#### Problems to solve:
a) In the Gavin Peacock profile, substitute "Banff" for "Canmore" throughout the stretch from "In this terrific" through "hard, dark place.", and give that stretch again.
b) Proceed with the Gavin Peacock profile from the point at which it stops.

--- START Document text ---

Interview with the Council on Biblical Manhood and Womanhood

Check out my recent interview with Aaron Cline Hanbury for CBMW (Council on Biblical Manhood and Womanhood). The article can also be read the CBMW website http://cbmw.org/men/manhood/gavin-peacocks-moment/


NOTE: As CBMW President, it’s my pleasure to introduce a brand-new project of the organization: CBMW Longform. We love the current trend of telling great stories at the length needed to get to know a person, and so we’re beginning this exciting initiative to tell the story of complementarianism–and complementarians. Theology, after all, is not made for a holy wax museum. It’s made to be lived, and loved, and embodied. We have future pieces in the works, written by a cadre of talented young journalists–our next one will profile a faithful and gifted young woman–and we’re thrilled at the chance to not only make the case, but share the narrative. Too often debates over gender roles obscure the glorious reality that the gospel and the body of sexual ethics it creates has changed many lives.
In this terrific lead-off piece by Aaron Hanbury, we meet an international soccer star-turned-BBC-broadcaster who gave it all up to preach Christ and train men. Meet Gavin Peacock of beautiful, wintry Alberta, and enjoy the debut of CBMW Longform. – Owen Strachan

The Peacock family uprooted their lives and moved in order to study the Bible and prepare for ministry. All of the sudden, the family traded a glittery, global city, for the cold, rocky Northern Exposure-reminiscent town of Canmore, AB, Canada. Early in the morning, Gavin Peacock would drive from Canmore to nearby Calgary, AB, in order to attend classes at a little seminary. As an older student, he first needed — like an every-day dad — to ensure his two kids arrived at school on time. As a minister, this husband and father preached an unpopular message in a hard, dark place.
Several years earlier, and nearly 4,500 miles across the Atlantic in another geographic and cultural world, Peacock agavin 1ppeared anything but an everyday dad. On a given weekend, three or four million people across the United Kingdom viewed him discussing football (American soccer) on the BBC. He appeared widely in the BBC’s coverage of the country’s favorite sport, including the 2006 World Cup in Berlin, which broadcasted his personality across the English-speaking world. Commentating, too, was a second career for Peacock. Prior to his life as a pundit, he played in the British Premier League for 18 years and appeared in more than 600 games. At one point, Peacock was the most popular player for Chelsea Football Club, and, in the 1980s and 90s, perhaps the most famous Christian professional footballer in the United Kingdom. In a 2010 interview with the Independent, Peacock said, “I left England after Euro 2008, when I had been working as part of the TV team for the BBC. And not long after, I was living in a small town in a strange country, getting up at seven in the morning to study Hebrew at eight, followed by ancient Greek at 10. And I wondered, ‘What have I got myself into?’”

--- END Document text ---
--- START Given information ---

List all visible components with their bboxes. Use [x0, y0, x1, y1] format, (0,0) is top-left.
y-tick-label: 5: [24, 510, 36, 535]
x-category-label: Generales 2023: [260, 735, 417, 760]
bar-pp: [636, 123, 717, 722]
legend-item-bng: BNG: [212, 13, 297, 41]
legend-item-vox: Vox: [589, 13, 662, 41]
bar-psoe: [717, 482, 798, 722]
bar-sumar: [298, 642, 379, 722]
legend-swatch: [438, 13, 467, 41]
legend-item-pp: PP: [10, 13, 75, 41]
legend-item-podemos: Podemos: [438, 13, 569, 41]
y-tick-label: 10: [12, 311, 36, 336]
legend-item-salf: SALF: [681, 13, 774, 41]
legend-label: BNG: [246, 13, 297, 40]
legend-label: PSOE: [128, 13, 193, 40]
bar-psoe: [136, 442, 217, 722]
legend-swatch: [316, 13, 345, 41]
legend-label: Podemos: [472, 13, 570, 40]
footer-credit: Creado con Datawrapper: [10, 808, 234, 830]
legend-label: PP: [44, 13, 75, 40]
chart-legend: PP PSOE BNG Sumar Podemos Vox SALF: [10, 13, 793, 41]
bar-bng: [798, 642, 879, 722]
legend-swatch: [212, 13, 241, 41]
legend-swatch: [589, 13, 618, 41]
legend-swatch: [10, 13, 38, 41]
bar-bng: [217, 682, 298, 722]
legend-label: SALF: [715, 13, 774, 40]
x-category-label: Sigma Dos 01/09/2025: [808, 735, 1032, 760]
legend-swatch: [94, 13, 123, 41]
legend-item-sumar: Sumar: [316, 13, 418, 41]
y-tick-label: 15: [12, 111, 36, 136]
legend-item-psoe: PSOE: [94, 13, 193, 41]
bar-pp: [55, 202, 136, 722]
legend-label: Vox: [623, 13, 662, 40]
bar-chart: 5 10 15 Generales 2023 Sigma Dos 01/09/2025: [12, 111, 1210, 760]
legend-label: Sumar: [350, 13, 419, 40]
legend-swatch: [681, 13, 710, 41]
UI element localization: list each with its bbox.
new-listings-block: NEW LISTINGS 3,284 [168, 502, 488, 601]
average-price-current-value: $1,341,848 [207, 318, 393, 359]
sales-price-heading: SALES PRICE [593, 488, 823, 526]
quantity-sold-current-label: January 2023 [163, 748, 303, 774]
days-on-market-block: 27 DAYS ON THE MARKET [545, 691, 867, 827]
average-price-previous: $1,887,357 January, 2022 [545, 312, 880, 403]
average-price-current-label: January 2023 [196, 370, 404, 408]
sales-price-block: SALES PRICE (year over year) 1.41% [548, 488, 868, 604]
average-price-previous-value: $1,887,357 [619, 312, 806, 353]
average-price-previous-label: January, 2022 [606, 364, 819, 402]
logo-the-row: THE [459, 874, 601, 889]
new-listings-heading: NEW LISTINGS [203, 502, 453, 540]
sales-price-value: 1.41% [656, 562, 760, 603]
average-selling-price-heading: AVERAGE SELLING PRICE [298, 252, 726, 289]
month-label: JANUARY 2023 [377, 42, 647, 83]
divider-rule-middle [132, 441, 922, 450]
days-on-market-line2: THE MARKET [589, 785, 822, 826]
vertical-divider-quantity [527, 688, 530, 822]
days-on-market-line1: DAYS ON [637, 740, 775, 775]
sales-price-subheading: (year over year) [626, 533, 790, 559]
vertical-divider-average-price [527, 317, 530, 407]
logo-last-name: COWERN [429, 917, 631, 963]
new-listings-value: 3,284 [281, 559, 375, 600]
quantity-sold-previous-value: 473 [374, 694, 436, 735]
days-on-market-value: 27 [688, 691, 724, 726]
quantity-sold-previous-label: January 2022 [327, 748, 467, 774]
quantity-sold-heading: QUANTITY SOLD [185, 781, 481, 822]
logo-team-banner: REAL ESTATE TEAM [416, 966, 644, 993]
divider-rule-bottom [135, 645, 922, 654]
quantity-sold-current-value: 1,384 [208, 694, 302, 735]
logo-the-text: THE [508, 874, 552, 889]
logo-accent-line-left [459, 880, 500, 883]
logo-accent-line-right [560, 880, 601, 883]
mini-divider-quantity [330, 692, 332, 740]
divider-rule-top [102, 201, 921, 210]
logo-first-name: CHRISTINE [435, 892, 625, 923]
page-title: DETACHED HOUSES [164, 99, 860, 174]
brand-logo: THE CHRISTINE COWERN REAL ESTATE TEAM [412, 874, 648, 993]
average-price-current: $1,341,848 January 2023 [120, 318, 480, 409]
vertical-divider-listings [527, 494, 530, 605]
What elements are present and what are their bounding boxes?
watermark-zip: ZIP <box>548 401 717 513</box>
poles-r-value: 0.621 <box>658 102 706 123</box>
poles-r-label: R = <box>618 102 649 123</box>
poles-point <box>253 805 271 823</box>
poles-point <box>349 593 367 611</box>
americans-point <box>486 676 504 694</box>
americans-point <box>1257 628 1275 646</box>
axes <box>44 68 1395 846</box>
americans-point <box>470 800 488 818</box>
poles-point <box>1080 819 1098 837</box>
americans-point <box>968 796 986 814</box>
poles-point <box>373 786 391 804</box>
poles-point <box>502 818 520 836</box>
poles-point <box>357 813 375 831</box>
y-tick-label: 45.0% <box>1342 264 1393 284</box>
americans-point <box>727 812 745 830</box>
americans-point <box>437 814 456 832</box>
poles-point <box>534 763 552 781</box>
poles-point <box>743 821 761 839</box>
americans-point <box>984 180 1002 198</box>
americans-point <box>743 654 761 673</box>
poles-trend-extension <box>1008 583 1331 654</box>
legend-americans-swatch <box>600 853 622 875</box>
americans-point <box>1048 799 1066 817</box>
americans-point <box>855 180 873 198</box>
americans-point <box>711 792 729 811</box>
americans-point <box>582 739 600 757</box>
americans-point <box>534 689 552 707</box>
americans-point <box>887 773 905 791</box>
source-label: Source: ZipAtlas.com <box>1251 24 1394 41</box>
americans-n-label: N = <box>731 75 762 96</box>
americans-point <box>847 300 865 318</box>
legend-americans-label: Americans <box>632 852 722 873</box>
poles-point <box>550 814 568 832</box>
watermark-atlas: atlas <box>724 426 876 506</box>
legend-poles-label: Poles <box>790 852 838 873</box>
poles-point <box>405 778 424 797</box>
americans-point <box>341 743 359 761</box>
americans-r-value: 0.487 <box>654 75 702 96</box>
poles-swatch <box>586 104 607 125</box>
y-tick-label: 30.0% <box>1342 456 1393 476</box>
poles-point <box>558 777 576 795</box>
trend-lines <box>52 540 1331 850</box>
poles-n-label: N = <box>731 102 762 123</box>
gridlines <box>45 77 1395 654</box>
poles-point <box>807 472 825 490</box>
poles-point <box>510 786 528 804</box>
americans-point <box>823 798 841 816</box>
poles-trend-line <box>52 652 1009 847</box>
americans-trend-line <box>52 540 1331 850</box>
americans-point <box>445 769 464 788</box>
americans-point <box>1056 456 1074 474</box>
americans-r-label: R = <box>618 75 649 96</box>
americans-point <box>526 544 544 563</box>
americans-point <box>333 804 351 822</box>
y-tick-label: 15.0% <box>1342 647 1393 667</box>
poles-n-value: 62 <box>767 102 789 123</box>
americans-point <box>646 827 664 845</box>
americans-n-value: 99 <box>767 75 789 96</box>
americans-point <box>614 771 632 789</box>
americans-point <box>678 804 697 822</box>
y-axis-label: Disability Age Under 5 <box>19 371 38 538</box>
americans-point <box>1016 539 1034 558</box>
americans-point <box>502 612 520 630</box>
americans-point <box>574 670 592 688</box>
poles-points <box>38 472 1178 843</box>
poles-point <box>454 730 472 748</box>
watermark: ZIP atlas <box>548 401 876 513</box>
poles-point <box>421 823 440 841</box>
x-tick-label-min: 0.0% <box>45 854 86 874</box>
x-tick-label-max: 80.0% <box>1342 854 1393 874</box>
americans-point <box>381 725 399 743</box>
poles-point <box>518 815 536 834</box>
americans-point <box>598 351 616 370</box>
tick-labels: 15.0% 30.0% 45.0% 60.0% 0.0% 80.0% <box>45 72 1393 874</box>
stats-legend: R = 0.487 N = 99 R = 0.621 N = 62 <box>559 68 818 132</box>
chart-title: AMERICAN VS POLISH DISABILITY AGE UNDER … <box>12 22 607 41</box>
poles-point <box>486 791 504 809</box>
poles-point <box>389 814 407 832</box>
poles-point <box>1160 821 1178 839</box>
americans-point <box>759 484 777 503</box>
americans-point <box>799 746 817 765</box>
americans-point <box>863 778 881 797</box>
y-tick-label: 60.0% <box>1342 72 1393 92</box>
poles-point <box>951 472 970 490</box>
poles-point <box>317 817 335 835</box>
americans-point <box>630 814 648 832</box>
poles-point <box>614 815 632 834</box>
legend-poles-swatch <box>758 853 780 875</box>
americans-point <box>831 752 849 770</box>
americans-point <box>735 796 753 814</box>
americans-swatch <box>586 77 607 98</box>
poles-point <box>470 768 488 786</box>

--- END Given information ---

#### Expected responses:
a)
In this terrific lead-off piece by Aaron Hanbury, we meet an international soccer star-turned-BBC-broadcaster who gave it all up to preach Christ and train men. Meet Gavin Peacock of beautiful, wintry Alberta, and enjoy the debut of CBMW Longform. – Owen Strachan

The Peacock family uprooted their lives and moved in order to study the Bible and prepare for ministry. All of the sudden, the family traded a glittery, global city, for the cold, rocky Northern Exposure-reminiscent town of Banff, AB, Canada. Early in the morning, Gavin Peacock would drive from Banff to nearby Calgary, AB, in order to attend classes at a little seminary. As an older student, he first needed — like an every-day dad — to ensure his two kids arrived at school on time. As a minister, this husband and father preached an unpopular message in a hard, dark place.

b)
A few weeks ago, I talked with Peacock about his two lives, one in the limelight of the U.K.’s sport of choice and the other under the shadowy mountains of west Canada.
Gavin Peacock’s Big Moment
In 1994, Peacock rode around Newcastle sitting on top of a bus with hundreds of thousands of fans cheering from the sidewalks. He had earned a promotion as captain for the Newcastle United Football Club — a massive accomplishment in and of itself — and was weeks away from signing with the Blues for a then-staggering transfer fee of £1.25 million. With Chelsea, Peacock reached the peak of his playing career. Most notably, he scored two goals — one at home, one away — against the ever-dominant Manchester United Football Club. His goals gave Chelsea the only winning record against Manchester United since the start of the Premier League. The Blues met the Reds a third time in the 1993-94 season, this time in the 1994 FA Cup final, which the biggest domestic cup competition in the world. The game provided everything fans want in a final: 100,000 fans in attendance, blue versus red, north versus south, David versus Goliath. There on the sport’s biggest annual stage, Peacock was the main attraction.
His big moment arrived just before the half. Peacock shot from about 25 yards. United’s six-foot-four, Danish goalkeeper backpedaled but the ball beat him. “It’s in; it’s a goal; we’ll win,” thought Peacock, during the hour-seeming seconds while the ball was in flight. But his attempt struck the crossbar of the goal, inches away from putting Chelsea on top of Manchester United in the cup final. In the end, United won. Still, even though he shot high in that moment, the season as a whole — especially those two league-play goals — proved to be his moment, placing him in an elite category. This year, even, a sports writer discussed Peacock’s place in the folklore of Chelsea football, now 20 years later. “In the 1993-94 season, [Peacock] was the creative outlet for [Chelsea manager and future hall-of-famer] Glenn Hoddle’s side and the scourge of Manchester United,” writes Charlie Skillen of the Daily Mail.
After 18 years of football, Peacock entered the world of sports broadcasting, which he’d done with success as a player. He began with brief radio commentary spots for the BBC, and quickly became a go-to football pundit on BBC television. With his depth of commentating — detailed, experience-heavy analysis of players’ thought processes — Peacock developed, perhaps, into a better-known pundit than player. He told me what he tells reporters often: he was a better broadcaster than player.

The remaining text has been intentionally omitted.